> **Your task**: Each record below must be written out again in exactly the same form.

___ Information

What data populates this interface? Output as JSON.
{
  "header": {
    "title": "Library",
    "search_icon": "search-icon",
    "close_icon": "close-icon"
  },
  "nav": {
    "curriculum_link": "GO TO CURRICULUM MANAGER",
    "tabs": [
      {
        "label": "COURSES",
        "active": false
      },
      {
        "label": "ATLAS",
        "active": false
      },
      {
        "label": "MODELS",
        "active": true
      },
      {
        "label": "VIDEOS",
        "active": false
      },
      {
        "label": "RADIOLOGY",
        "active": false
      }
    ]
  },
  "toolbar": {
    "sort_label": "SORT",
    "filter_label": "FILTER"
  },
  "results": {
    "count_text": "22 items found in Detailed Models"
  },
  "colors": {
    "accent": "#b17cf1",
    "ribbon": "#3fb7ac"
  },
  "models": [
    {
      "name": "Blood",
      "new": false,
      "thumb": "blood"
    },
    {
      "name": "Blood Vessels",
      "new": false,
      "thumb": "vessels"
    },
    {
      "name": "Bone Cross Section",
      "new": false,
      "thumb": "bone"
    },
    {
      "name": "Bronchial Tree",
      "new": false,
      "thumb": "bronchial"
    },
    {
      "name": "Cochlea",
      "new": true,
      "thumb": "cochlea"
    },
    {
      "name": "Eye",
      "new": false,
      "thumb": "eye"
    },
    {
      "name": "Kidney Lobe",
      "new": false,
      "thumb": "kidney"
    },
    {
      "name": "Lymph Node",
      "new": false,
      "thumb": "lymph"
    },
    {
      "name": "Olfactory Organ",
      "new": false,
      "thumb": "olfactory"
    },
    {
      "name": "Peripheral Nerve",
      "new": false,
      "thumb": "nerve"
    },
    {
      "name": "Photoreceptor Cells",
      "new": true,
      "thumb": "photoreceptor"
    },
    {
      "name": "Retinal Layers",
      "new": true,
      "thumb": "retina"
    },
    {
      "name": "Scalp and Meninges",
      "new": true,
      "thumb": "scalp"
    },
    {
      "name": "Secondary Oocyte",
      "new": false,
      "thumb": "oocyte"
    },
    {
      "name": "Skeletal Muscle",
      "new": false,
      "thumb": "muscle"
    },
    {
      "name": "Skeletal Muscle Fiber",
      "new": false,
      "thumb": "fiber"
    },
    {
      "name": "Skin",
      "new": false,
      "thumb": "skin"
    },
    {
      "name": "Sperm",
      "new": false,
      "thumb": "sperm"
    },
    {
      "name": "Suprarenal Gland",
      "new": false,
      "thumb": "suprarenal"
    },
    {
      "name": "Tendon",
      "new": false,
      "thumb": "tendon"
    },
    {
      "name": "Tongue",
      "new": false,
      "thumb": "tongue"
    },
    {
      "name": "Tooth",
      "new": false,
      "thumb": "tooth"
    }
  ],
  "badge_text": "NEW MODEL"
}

______

> **Response area**:
What data populates this interface? Output as JSON.
{
  "header": {
    "title": "Library",
    "search_icon": "search-icon",
    "close_icon": "close-icon"
  },
  "nav": {
    "curriculum_link": "GO TO CURRICULUM MANAGER",
    "tabs": [
      {
        "label": "COURSES",
        "active": false
      },
      {
        "label": "ATLAS",
        "active": false
      },
      {
        "label": "MODELS",
        "active": true
      },
      {
        "label": "VIDEOS",
        "active": false
      },
      {
        "label": "RADIOLOGY",
        "active": false
      }
    ]
  },
  "toolbar": {
    "sort_label": "SORT",
    "filter_label": "FILTER"
  },
  "results": {
    "count_text": "22 items found in Detailed Models"
  },
  "colors": {
    "accent": "#b17cf1",
    "ribbon": "#3fb7ac"
  },
  "models": [
    {
      "name": "Blood",
      "new": false,
      "thumb": "blood"
    },
    {
      "name": "Blood Vessels",
      "new": false,
      "thumb": "vessels"
    },
    {
      "name": "Bone Cross Section",
      "new": false,
      "thumb": "bone"
    },
    {
      "name": "Bronchial Tree",
      "new": false,
      "thumb": "bronchial"
    },
    {
      "name": "Cochlea",
      "new": true,
      "thumb": "cochlea"
    },
    {
      "name": "Eye",
      "new": false,
      "thumb": "eye"
    },
    {
      "name": "Kidney Lobe",
      "new": false,
      "thumb": "kidney"
    },
    {
      "name": "Lymph Node",
      "new": false,
      "thumb": "lymph"
    },
    {
      "name": "Olfactory Organ",
      "new": false,
      "thumb": "olfactory"
    },
    {
      "name": "Peripheral Nerve",
      "new": false,
      "thumb": "nerve"
    },
    {
      "name": "Photoreceptor Cells",
      "new": true,
      "thumb": "photoreceptor"
    },
    {
      "name": "Retinal Layers",
      "new": true,
      "thumb": "retina"
    },
    {
      "name": "Scalp and Meninges",
      "new": true,
      "thumb": "scalp"
    },
    {
      "name": "Secondary Oocyte",
      "new": false,
      "thumb": "oocyte"
    },
    {
      "name": "Skeletal Muscle",
      "new": false,
      "thumb": "muscle"
    },
    {
      "name": "Skeletal Muscle Fiber",
      "new": false,
      "thumb": "fiber"
    },
    {
      "name": "Skin",
      "new": false,
      "thumb": "skin"
    },
    {
      "name": "Sperm",
      "new": false,
      "thumb": "sperm"
    },
    {
      "name": "Suprarenal Gland",
      "new": false,
      "thumb": "suprarenal"
    },
    {
      "name": "Tendon",
      "new": false,
      "thumb": "tendon"
    },
    {
      "name": "Tongue",
      "new": false,
      "thumb": "tongue"
    },
    {
      "name": "Tooth",
      "new": false,
      "thumb": "tooth"
    }
  ],
  "badge_text": "NEW MODEL"
}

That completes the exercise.